▶ The request
Copy out the whole listing exactly as written, leaving the pictures behind.
start Data entries
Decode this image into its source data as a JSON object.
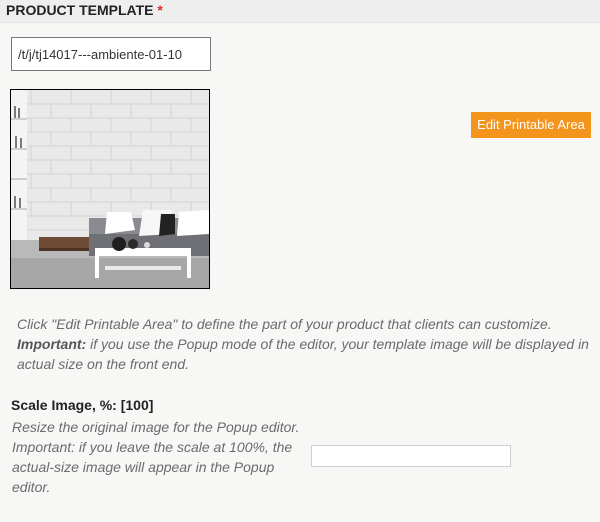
{
  "header": {
    "title": "PRODUCT TEMPLATE",
    "required_marker": "*"
  },
  "template": {
    "image_path": "/t/j/tj14017---ambiente-01-10"
  },
  "buttons": {
    "edit_printable_area": "Edit Printable Area"
  },
  "help": {
    "line1": "Click \"Edit Printable Area\" to define the part of your product that clients can customize.",
    "important_label": "Important:",
    "line2": " if you use the Popup mode of the editor, your template image will be displayed in actual size on the front end."
  },
  "scale": {
    "label": "Scale Image, %: [100]",
    "desc1": "Resize the original image for the Popup editor.",
    "desc2": "Important: if you leave the scale at 100%, the actual-size image will appear in the Popup editor.",
    "value": ""
  },
  "colors": {
    "accent_button": "#f3941d",
    "required": "#e02b27"
  }
}
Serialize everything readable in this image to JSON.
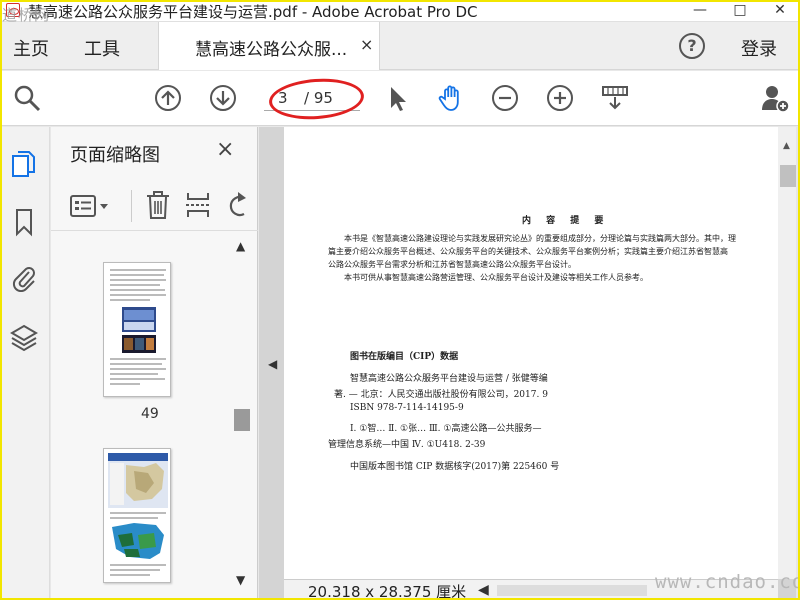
{
  "window": {
    "title": "慧高速公路公众服务平台建设与运营.pdf - Adobe Acrobat Pro DC",
    "watermark_top": "道桥网",
    "minimize": "—",
    "maximize": "□",
    "close": "✕"
  },
  "tabbar": {
    "home": "主页",
    "tools": "工具",
    "doc_tab": "慧高速公路公众服...",
    "doc_tab_close": "×",
    "help": "?",
    "login": "登录"
  },
  "toolbar": {
    "current_page": "3",
    "page_total": "/ 95",
    "icons": [
      "search-zoom-icon",
      "page-up-icon",
      "page-down-icon",
      "select-pointer-icon",
      "hand-icon",
      "zoom-out-icon",
      "zoom-in-icon",
      "scroll-mode-icon",
      "share-user-icon"
    ]
  },
  "left_rail": {
    "icons": [
      "page-thumbnails-icon",
      "bookmarks-icon",
      "attachments-icon",
      "layers-icon"
    ]
  },
  "thumbnail_panel": {
    "title": "页面缩略图",
    "close": "×",
    "thumb_page_label": "49",
    "tool_icons": [
      "thumbnail-options-icon",
      "delete-icon",
      "extract-icon",
      "rotate-icon"
    ]
  },
  "document": {
    "summary_title": "内 容 提 要",
    "summary_lines": [
      "本书是《智慧高速公路建设理论与实践发展研究论丛》的重要组成部分，分理论篇与实践篇两大部分。其中，理",
      "篇主要介绍公众服务平台概述、公众服务平台的关键技术、公众服务平台案例分析；实践篇主要介绍江苏省智慧高",
      "公路公众服务平台需求分析和江苏省智慧高速公路公众服务平台设计。",
      "本书可供从事智慧高速公路营运管理、公众服务平台设计及建设等相关工作人员参考。"
    ],
    "cip_heading": "图书在版编目（CIP）数据",
    "cip_lines": [
      "智慧高速公路公众服务平台建设与运营 / 张健等编",
      "著. — 北京：人民交通出版社股份有限公司，2017. 9",
      "ISBN 978-7-114-14195-9",
      "Ⅰ. ①智…  Ⅱ. ①张…  Ⅲ. ①高速公路—公共服务—",
      "管理信息系统—中国  Ⅳ. ①U418. 2-39",
      "中国版本图书馆 CIP 数据核字(2017)第 225460 号"
    ]
  },
  "status": {
    "dimensions": "20.318 x 28.375 厘米",
    "watermark_bottom": "www.cndao.com"
  },
  "colors": {
    "accent_blue": "#1473e6",
    "annotation_red": "#e02020",
    "frame_yellow": "#f2e600"
  }
}
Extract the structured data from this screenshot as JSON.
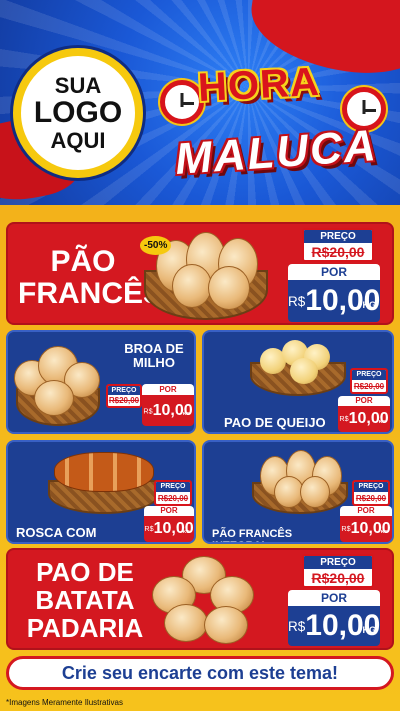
{
  "header": {
    "logo_lines": [
      "SUA",
      "LOGO",
      "AQUI"
    ],
    "headline_top": "HORA",
    "headline_bottom": "MALUCA"
  },
  "featured_top": {
    "name_lines": [
      "PÃO",
      "FRANCÊS"
    ],
    "discount_badge": "-50%",
    "price_label": "PREÇO",
    "old_price": "R$20,00",
    "now_label": "POR",
    "currency": "R$",
    "price": "10,00",
    "unit": "KG"
  },
  "grid": [
    {
      "name": "BROA DE MILHO",
      "price_label": "PREÇO",
      "old_price": "R$20,00",
      "now_label": "POR",
      "currency": "R$",
      "price": "10,00",
      "unit": "KG"
    },
    {
      "name": "PAO DE QUEIJO",
      "price_label": "PREÇO",
      "old_price": "R$20,00",
      "now_label": "POR",
      "currency": "R$",
      "price": "10,00",
      "unit": "KG"
    },
    {
      "name": "ROSCA COM CREME",
      "price_label": "PREÇO",
      "old_price": "R$20,00",
      "now_label": "POR",
      "currency": "R$",
      "price": "10,00",
      "unit": "KG"
    },
    {
      "name": "PÃO FRANCÊS INTEGRAL",
      "price_label": "PREÇO",
      "old_price": "R$20,00",
      "now_label": "POR",
      "currency": "R$",
      "price": "10,00",
      "unit": "KG"
    }
  ],
  "featured_bottom": {
    "name_lines": [
      "PAO DE",
      "BATATA",
      "PADARIA"
    ],
    "price_label": "PREÇO",
    "old_price": "R$20,00",
    "now_label": "POR",
    "currency": "R$",
    "price": "10,00",
    "unit": "KG"
  },
  "footer": {
    "cta": "Crie seu encarte com este tema!",
    "disclaimer": "*Imagens Meramente Ilustrativas"
  },
  "colors": {
    "brand_red": "#d41820",
    "brand_navy": "#1d3f93",
    "brand_yellow": "#f6c21c",
    "header_blue": "#1a58d6"
  }
}
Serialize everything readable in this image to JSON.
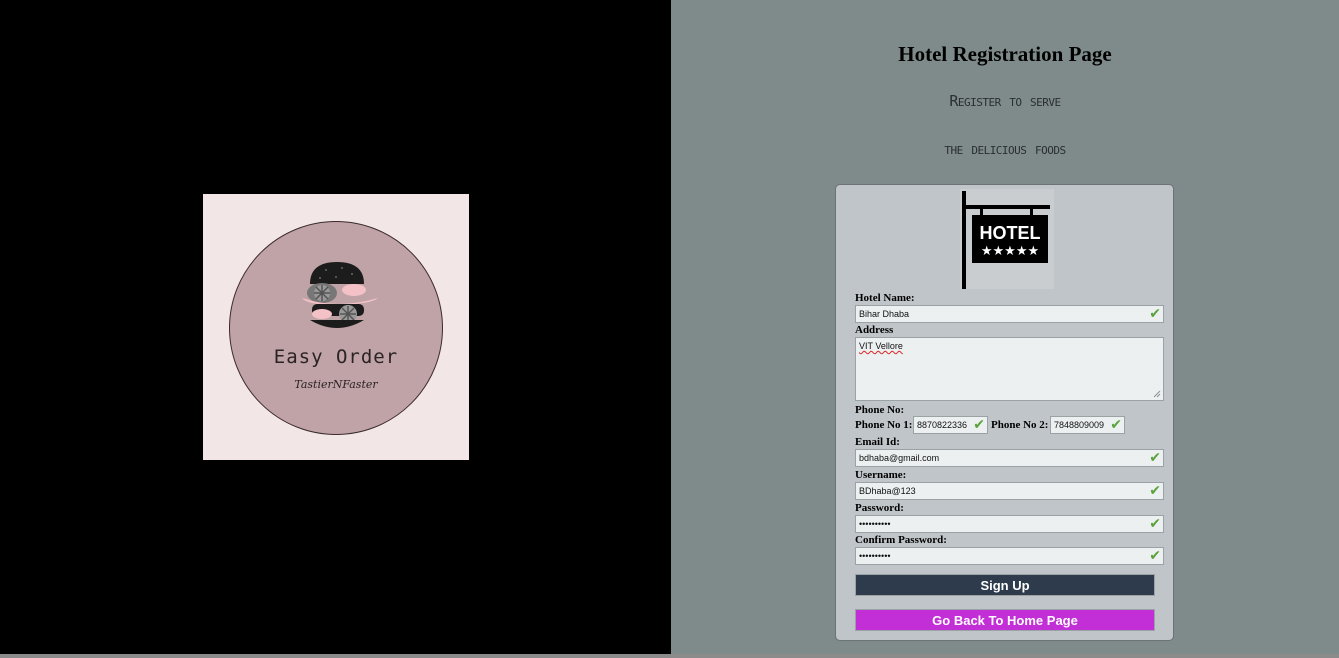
{
  "page": {
    "title": "Hotel Registration Page",
    "tagline_1": "Register to serve",
    "tagline_2": "the delicious foods"
  },
  "logo": {
    "title": "Easy Order",
    "subtitle": "TastierNFaster"
  },
  "sign": {
    "text": "HOTEL",
    "stars": "★★★★★"
  },
  "form": {
    "hotel_name_label": "Hotel Name:",
    "hotel_name_value": "Bihar Dhaba",
    "address_label": "Address",
    "address_value": "VIT Vellore",
    "phone_label": "Phone No:",
    "phone1_label": "Phone No 1:",
    "phone1_value": "8870822336",
    "phone2_label": "Phone No 2:",
    "phone2_value": "7848809009",
    "email_label": "Email Id:",
    "email_value": "bdhaba@gmail.com",
    "username_label": "Username:",
    "username_value": "BDhaba@123",
    "password_label": "Password:",
    "password_value": "••••••••••",
    "confirm_label": "Confirm Password:",
    "confirm_value": "••••••••••",
    "check_icon": "✔",
    "signup_label": "Sign Up",
    "home_label": "Go Back To Home Page"
  },
  "colors": {
    "left_bg": "#000000",
    "right_bg": "#7f8a8a",
    "card_bg": "#bfc5c8",
    "signup_bg": "#2d3b4d",
    "home_bg": "#c22fd6",
    "valid_check": "#5aa33a"
  }
}
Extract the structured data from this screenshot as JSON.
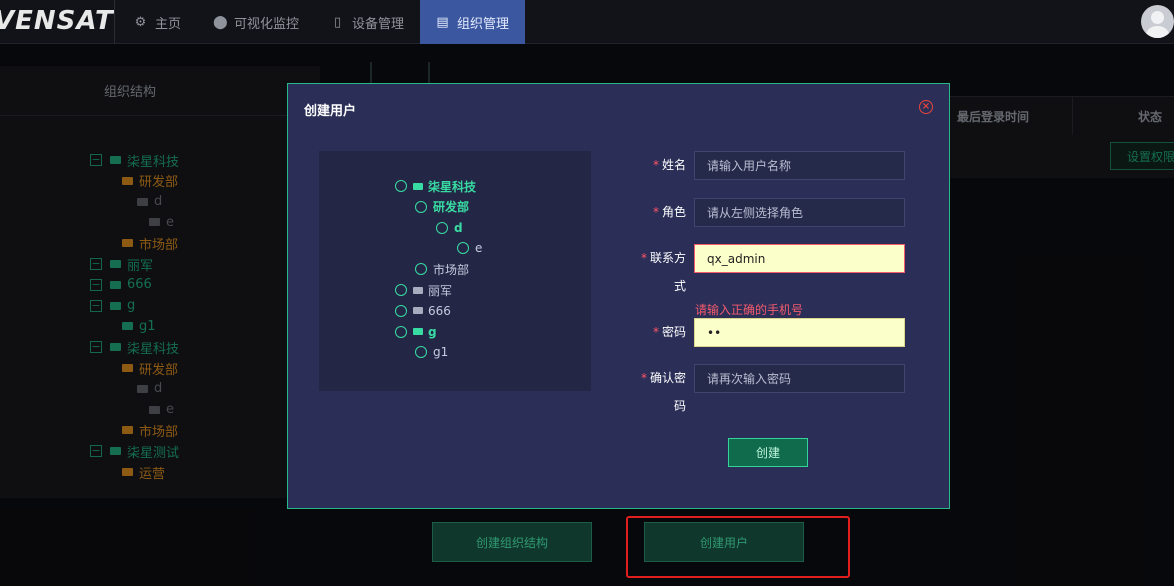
end Data entries
▶ Result of the exercise
Decode this image into its source data as a JSON object.
{
  "header": {
    "title": "PRODUCT TEMPLATE",
    "required_marker": "*"
  },
  "template": {
    "image_path": "/t/j/tj14017---ambiente-01-10"
  },
  "buttons": {
    "edit_printable_area": "Edit Printable Area"
  },
  "help": {
    "line1": "Click \"Edit Printable Area\" to define the part of your product that clients can customize.",
    "important_label": "Important:",
    "line2": " if you use the Popup mode of the editor, your template image will be displayed in actual size on the front end."
  },
  "scale": {
    "label": "Scale Image, %: [100]",
    "desc1": "Resize the original image for the Popup editor.",
    "desc2": "Important: if you leave the scale at 100%, the actual-size image will appear in the Popup editor.",
    "value": ""
  },
  "colors": {
    "accent_button": "#f3941d",
    "required": "#e02b27"
  }
}
Serialize everything readable in this image to JSON.
{
  "window": {
    "title": "慧高速公路公众服务平台建设与运营.pdf - Adobe Acrobat Pro DC",
    "watermark_top": "道桥网",
    "minimize": "—",
    "maximize": "□",
    "close": "✕"
  },
  "tabbar": {
    "home": "主页",
    "tools": "工具",
    "doc_tab": "慧高速公路公众服...",
    "doc_tab_close": "×",
    "help": "?",
    "login": "登录"
  },
  "toolbar": {
    "current_page": "3",
    "page_total": "/ 95",
    "icons": [
      "search-zoom-icon",
      "page-up-icon",
      "page-down-icon",
      "select-pointer-icon",
      "hand-icon",
      "zoom-out-icon",
      "zoom-in-icon",
      "scroll-mode-icon",
      "share-user-icon"
    ]
  },
  "left_rail": {
    "icons": [
      "page-thumbnails-icon",
      "bookmarks-icon",
      "attachments-icon",
      "layers-icon"
    ]
  },
  "thumbnail_panel": {
    "title": "页面缩略图",
    "close": "×",
    "thumb_page_label": "49",
    "tool_icons": [
      "thumbnail-options-icon",
      "delete-icon",
      "extract-icon",
      "rotate-icon"
    ]
  },
  "document": {
    "summary_title": "内 容 提 要",
    "summary_lines": [
      "本书是《智慧高速公路建设理论与实践发展研究论丛》的重要组成部分，分理论篇与实践篇两大部分。其中，理",
      "篇主要介绍公众服务平台概述、公众服务平台的关键技术、公众服务平台案例分析；实践篇主要介绍江苏省智慧高",
      "公路公众服务平台需求分析和江苏省智慧高速公路公众服务平台设计。",
      "本书可供从事智慧高速公路营运管理、公众服务平台设计及建设等相关工作人员参考。"
    ],
    "cip_heading": "图书在版编目（CIP）数据",
    "cip_lines": [
      "智慧高速公路公众服务平台建设与运营 / 张健等编",
      "著. — 北京：人民交通出版社股份有限公司，2017. 9",
      "ISBN 978-7-114-14195-9",
      "Ⅰ. ①智…  Ⅱ. ①张…  Ⅲ. ①高速公路—公共服务—",
      "管理信息系统—中国  Ⅳ. ①U418. 2-39",
      "中国版本图书馆 CIP 数据核字(2017)第 225460 号"
    ]
  },
  "status": {
    "dimensions": "20.318 x 28.375 厘米",
    "watermark_bottom": "www.cndao.com"
  },
  "colors": {
    "accent_blue": "#1473e6",
    "annotation_red": "#e02020",
    "frame_yellow": "#f2e600"
  }
}
Extract the structured data from this screenshot as JSON.
{
  "header": {
    "logo_lines": [
      "SUA",
      "LOGO",
      "AQUI"
    ],
    "headline_top": "HORA",
    "headline_bottom": "MALUCA"
  },
  "featured_top": {
    "name_lines": [
      "PÃO",
      "FRANCÊS"
    ],
    "discount_badge": "-50%",
    "price_label": "PREÇO",
    "old_price": "R$20,00",
    "now_label": "POR",
    "currency": "R$",
    "price": "10,00",
    "unit": "KG"
  },
  "grid": [
    {
      "name": "BROA DE MILHO",
      "price_label": "PREÇO",
      "old_price": "R$20,00",
      "now_label": "POR",
      "currency": "R$",
      "price": "10,00",
      "unit": "KG"
    },
    {
      "name": "PAO DE QUEIJO",
      "price_label": "PREÇO",
      "old_price": "R$20,00",
      "now_label": "POR",
      "currency": "R$",
      "price": "10,00",
      "unit": "KG"
    },
    {
      "name": "ROSCA COM CREME",
      "price_label": "PREÇO",
      "old_price": "R$20,00",
      "now_label": "POR",
      "currency": "R$",
      "price": "10,00",
      "unit": "KG"
    },
    {
      "name": "PÃO FRANCÊS INTEGRAL",
      "price_label": "PREÇO",
      "old_price": "R$20,00",
      "now_label": "POR",
      "currency": "R$",
      "price": "10,00",
      "unit": "KG"
    }
  ],
  "featured_bottom": {
    "name_lines": [
      "PAO DE",
      "BATATA",
      "PADARIA"
    ],
    "price_label": "PREÇO",
    "old_price": "R$20,00",
    "now_label": "POR",
    "currency": "R$",
    "price": "10,00",
    "unit": "KG"
  },
  "footer": {
    "cta": "Crie seu encarte com este tema!",
    "disclaimer": "*Imagens Meramente Ilustrativas"
  },
  "colors": {
    "brand_red": "#d41820",
    "brand_navy": "#1d3f93",
    "brand_yellow": "#f6c21c",
    "header_blue": "#1a58d6"
  }
}
Serialize everything readable in this image to JSON.
{
  "page": {
    "title": "Hotel Registration Page",
    "tagline_1": "Register to serve",
    "tagline_2": "the delicious foods"
  },
  "logo": {
    "title": "Easy Order",
    "subtitle": "TastierNFaster"
  },
  "sign": {
    "text": "HOTEL",
    "stars": "★★★★★"
  },
  "form": {
    "hotel_name_label": "Hotel Name:",
    "hotel_name_value": "Bihar Dhaba",
    "address_label": "Address",
    "address_value": "VIT Vellore",
    "phone_label": "Phone No:",
    "phone1_label": "Phone No 1:",
    "phone1_value": "8870822336",
    "phone2_label": "Phone No 2:",
    "phone2_value": "7848809009",
    "email_label": "Email Id:",
    "email_value": "bdhaba@gmail.com",
    "username_label": "Username:",
    "username_value": "BDhaba@123",
    "password_label": "Password:",
    "password_value": "••••••••••",
    "confirm_label": "Confirm Password:",
    "confirm_value": "••••••••••",
    "check_icon": "✔",
    "signup_label": "Sign Up",
    "home_label": "Go Back To Home Page"
  },
  "colors": {
    "left_bg": "#000000",
    "right_bg": "#7f8a8a",
    "card_bg": "#bfc5c8",
    "signup_bg": "#2d3b4d",
    "home_bg": "#c22fd6",
    "valid_check": "#5aa33a"
  }
}
Extract the structured data from this screenshot as JSON.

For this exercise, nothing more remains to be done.